**WHAT THIS TASK INVOLVES**
Drop all images and give the records again exactly.

**MATERIAL PROVIDED**
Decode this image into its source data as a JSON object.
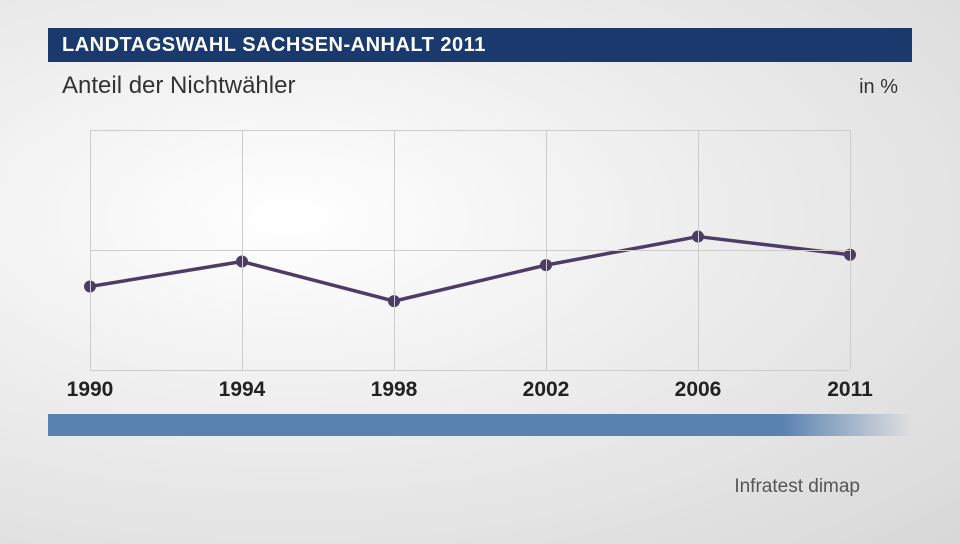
{
  "header": {
    "title": "LANDTAGSWAHL SACHSEN-ANHALT 2011",
    "bg_color": "#1a3a6e",
    "text_color": "#ffffff"
  },
  "subtitle": "Anteil der Nichtwähler",
  "unit": "in %",
  "chart": {
    "type": "line",
    "x_labels": [
      "1990",
      "1994",
      "1998",
      "2002",
      "2006",
      "2011"
    ],
    "y_values": [
      34.8,
      45.2,
      28.7,
      43.7,
      55.6,
      48.0
    ],
    "ymin": 0,
    "ymax": 100,
    "grid_y": [
      0,
      50,
      100
    ],
    "line_color": "#4d3c66",
    "line_width": 3.5,
    "marker_radius": 6,
    "marker_color": "#4d3c66",
    "grid_color": "#cccccc"
  },
  "bottom_bar_color": "#5a82b0",
  "source": "Infratest dimap"
}
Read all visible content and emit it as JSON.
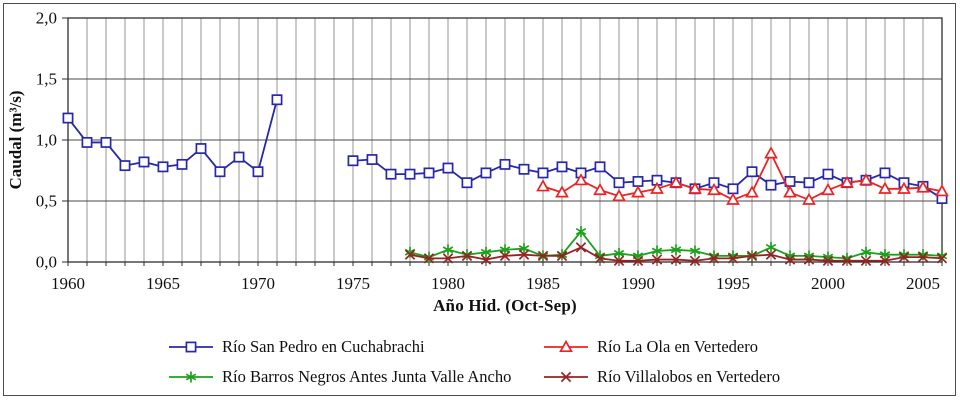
{
  "chart_data": {
    "type": "line",
    "title": "",
    "xlabel": "Año Hid. (Oct-Sep)",
    "ylabel": "Caudal (m³/s)",
    "xlim": [
      1960,
      2006
    ],
    "ylim": [
      0,
      2
    ],
    "grid": true,
    "x_gridline_every_years": 1,
    "xticks": [
      1960,
      1965,
      1970,
      1975,
      1980,
      1985,
      1990,
      1995,
      2000,
      2005
    ],
    "yticks": [
      0,
      0.5,
      1,
      1.5,
      2
    ],
    "ytick_labels": [
      "0,0",
      "0,5",
      "1,0",
      "1,5",
      "2,0"
    ],
    "legend_position": "bottom",
    "frame_color": "#4d4d4d",
    "gridline_color_vertical": "#8a8a8a",
    "gridline_color_horizontal": "#4a4a4a",
    "series": [
      {
        "name": "Río San Pedro en Cuchabrachi",
        "color": "#2828a8",
        "marker": "square",
        "x": [
          1960,
          1961,
          1962,
          1963,
          1964,
          1965,
          1966,
          1967,
          1968,
          1969,
          1970,
          1971,
          1975,
          1976,
          1977,
          1978,
          1979,
          1980,
          1981,
          1982,
          1983,
          1984,
          1985,
          1986,
          1987,
          1988,
          1989,
          1990,
          1991,
          1992,
          1993,
          1994,
          1995,
          1996,
          1997,
          1998,
          1999,
          2000,
          2001,
          2002,
          2003,
          2004,
          2005,
          2006
        ],
        "y": [
          1.18,
          0.98,
          0.98,
          0.79,
          0.82,
          0.78,
          0.8,
          0.93,
          0.74,
          0.86,
          0.74,
          1.33,
          0.83,
          0.84,
          0.72,
          0.72,
          0.73,
          0.77,
          0.65,
          0.73,
          0.8,
          0.76,
          0.73,
          0.78,
          0.73,
          0.78,
          0.65,
          0.66,
          0.67,
          0.65,
          0.6,
          0.65,
          0.6,
          0.74,
          0.63,
          0.66,
          0.65,
          0.72,
          0.65,
          0.67,
          0.73,
          0.65,
          0.62,
          0.52
        ]
      },
      {
        "name": "Río La Ola en Vertedero",
        "color": "#ee2222",
        "marker": "triangle",
        "x": [
          1985,
          1986,
          1987,
          1988,
          1989,
          1990,
          1991,
          1992,
          1993,
          1994,
          1995,
          1996,
          1997,
          1998,
          1999,
          2000,
          2001,
          2002,
          2003,
          2004,
          2005,
          2006
        ],
        "y": [
          0.62,
          0.57,
          0.67,
          0.59,
          0.54,
          0.57,
          0.6,
          0.65,
          0.6,
          0.59,
          0.51,
          0.57,
          0.89,
          0.57,
          0.51,
          0.59,
          0.65,
          0.67,
          0.6,
          0.6,
          0.61,
          0.58
        ]
      },
      {
        "name": "Río Barros Negros Antes Junta Valle Ancho",
        "color": "#1da11d",
        "marker": "asterisk",
        "x": [
          1978,
          1979,
          1980,
          1981,
          1982,
          1983,
          1984,
          1985,
          1986,
          1987,
          1988,
          1989,
          1990,
          1991,
          1992,
          1993,
          1994,
          1995,
          1996,
          1997,
          1998,
          1999,
          2000,
          2001,
          2002,
          2003,
          2004,
          2005,
          2006
        ],
        "y": [
          0.08,
          0.04,
          0.1,
          0.06,
          0.08,
          0.1,
          0.11,
          0.05,
          0.06,
          0.25,
          0.05,
          0.07,
          0.05,
          0.09,
          0.1,
          0.09,
          0.05,
          0.05,
          0.05,
          0.12,
          0.05,
          0.05,
          0.04,
          0.03,
          0.08,
          0.06,
          0.06,
          0.06,
          0.05
        ]
      },
      {
        "name": "Río Villalobos en Vertedero",
        "color": "#962323",
        "marker": "x",
        "x": [
          1978,
          1979,
          1980,
          1981,
          1982,
          1983,
          1984,
          1985,
          1986,
          1987,
          1988,
          1989,
          1990,
          1991,
          1992,
          1993,
          1994,
          1995,
          1996,
          1997,
          1998,
          1999,
          2000,
          2001,
          2002,
          2003,
          2004,
          2005,
          2006
        ],
        "y": [
          0.06,
          0.03,
          0.03,
          0.05,
          0.02,
          0.05,
          0.06,
          0.05,
          0.05,
          0.12,
          0.03,
          0.01,
          0.01,
          0.02,
          0.02,
          0.01,
          0.03,
          0.03,
          0.05,
          0.06,
          0.02,
          0.02,
          0.01,
          0.01,
          0.01,
          0.01,
          0.04,
          0.04,
          0.03
        ]
      }
    ]
  }
}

**IN RESPONSE**
Decode this image into its source data as a JSON object.
{
  "header": {
    "title": "LANDTAGSWAHL SACHSEN-ANHALT 2011",
    "bg_color": "#1a3a6e",
    "text_color": "#ffffff"
  },
  "subtitle": "Anteil der Nichtwähler",
  "unit": "in %",
  "chart": {
    "type": "line",
    "x_labels": [
      "1990",
      "1994",
      "1998",
      "2002",
      "2006",
      "2011"
    ],
    "y_values": [
      34.8,
      45.2,
      28.7,
      43.7,
      55.6,
      48.0
    ],
    "ymin": 0,
    "ymax": 100,
    "grid_y": [
      0,
      50,
      100
    ],
    "line_color": "#4d3c66",
    "line_width": 3.5,
    "marker_radius": 6,
    "marker_color": "#4d3c66",
    "grid_color": "#cccccc"
  },
  "bottom_bar_color": "#5a82b0",
  "source": "Infratest dimap"
}
Read all visible content and emit it as JSON.
{
  "chart_data": {
    "type": "line",
    "title": "",
    "xlabel": "Año Hid. (Oct-Sep)",
    "ylabel": "Caudal (m³/s)",
    "xlim": [
      1960,
      2006
    ],
    "ylim": [
      0,
      2
    ],
    "grid": true,
    "x_gridline_every_years": 1,
    "xticks": [
      1960,
      1965,
      1970,
      1975,
      1980,
      1985,
      1990,
      1995,
      2000,
      2005
    ],
    "yticks": [
      0,
      0.5,
      1,
      1.5,
      2
    ],
    "ytick_labels": [
      "0,0",
      "0,5",
      "1,0",
      "1,5",
      "2,0"
    ],
    "legend_position": "bottom",
    "frame_color": "#4d4d4d",
    "gridline_color_vertical": "#8a8a8a",
    "gridline_color_horizontal": "#4a4a4a",
    "series": [
      {
        "name": "Río San Pedro en Cuchabrachi",
        "color": "#2828a8",
        "marker": "square",
        "x": [
          1960,
          1961,
          1962,
          1963,
          1964,
          1965,
          1966,
          1967,
          1968,
          1969,
          1970,
          1971,
          1975,
          1976,
          1977,
          1978,
          1979,
          1980,
          1981,
          1982,
          1983,
          1984,
          1985,
          1986,
          1987,
          1988,
          1989,
          1990,
          1991,
          1992,
          1993,
          1994,
          1995,
          1996,
          1997,
          1998,
          1999,
          2000,
          2001,
          2002,
          2003,
          2004,
          2005,
          2006
        ],
        "y": [
          1.18,
          0.98,
          0.98,
          0.79,
          0.82,
          0.78,
          0.8,
          0.93,
          0.74,
          0.86,
          0.74,
          1.33,
          0.83,
          0.84,
          0.72,
          0.72,
          0.73,
          0.77,
          0.65,
          0.73,
          0.8,
          0.76,
          0.73,
          0.78,
          0.73,
          0.78,
          0.65,
          0.66,
          0.67,
          0.65,
          0.6,
          0.65,
          0.6,
          0.74,
          0.63,
          0.66,
          0.65,
          0.72,
          0.65,
          0.67,
          0.73,
          0.65,
          0.62,
          0.52
        ]
      },
      {
        "name": "Río La Ola en Vertedero",
        "color": "#ee2222",
        "marker": "triangle",
        "x": [
          1985,
          1986,
          1987,
          1988,
          1989,
          1990,
          1991,
          1992,
          1993,
          1994,
          1995,
          1996,
          1997,
          1998,
          1999,
          2000,
          2001,
          2002,
          2003,
          2004,
          2005,
          2006
        ],
        "y": [
          0.62,
          0.57,
          0.67,
          0.59,
          0.54,
          0.57,
          0.6,
          0.65,
          0.6,
          0.59,
          0.51,
          0.57,
          0.89,
          0.57,
          0.51,
          0.59,
          0.65,
          0.67,
          0.6,
          0.6,
          0.61,
          0.58
        ]
      },
      {
        "name": "Río Barros Negros Antes Junta Valle Ancho",
        "color": "#1da11d",
        "marker": "asterisk",
        "x": [
          1978,
          1979,
          1980,
          1981,
          1982,
          1983,
          1984,
          1985,
          1986,
          1987,
          1988,
          1989,
          1990,
          1991,
          1992,
          1993,
          1994,
          1995,
          1996,
          1997,
          1998,
          1999,
          2000,
          2001,
          2002,
          2003,
          2004,
          2005,
          2006
        ],
        "y": [
          0.08,
          0.04,
          0.1,
          0.06,
          0.08,
          0.1,
          0.11,
          0.05,
          0.06,
          0.25,
          0.05,
          0.07,
          0.05,
          0.09,
          0.1,
          0.09,
          0.05,
          0.05,
          0.05,
          0.12,
          0.05,
          0.05,
          0.04,
          0.03,
          0.08,
          0.06,
          0.06,
          0.06,
          0.05
        ]
      },
      {
        "name": "Río Villalobos en Vertedero",
        "color": "#962323",
        "marker": "x",
        "x": [
          1978,
          1979,
          1980,
          1981,
          1982,
          1983,
          1984,
          1985,
          1986,
          1987,
          1988,
          1989,
          1990,
          1991,
          1992,
          1993,
          1994,
          1995,
          1996,
          1997,
          1998,
          1999,
          2000,
          2001,
          2002,
          2003,
          2004,
          2005,
          2006
        ],
        "y": [
          0.06,
          0.03,
          0.03,
          0.05,
          0.02,
          0.05,
          0.06,
          0.05,
          0.05,
          0.12,
          0.03,
          0.01,
          0.01,
          0.02,
          0.02,
          0.01,
          0.03,
          0.03,
          0.05,
          0.06,
          0.02,
          0.02,
          0.01,
          0.01,
          0.01,
          0.01,
          0.04,
          0.04,
          0.03
        ]
      }
    ]
  }
}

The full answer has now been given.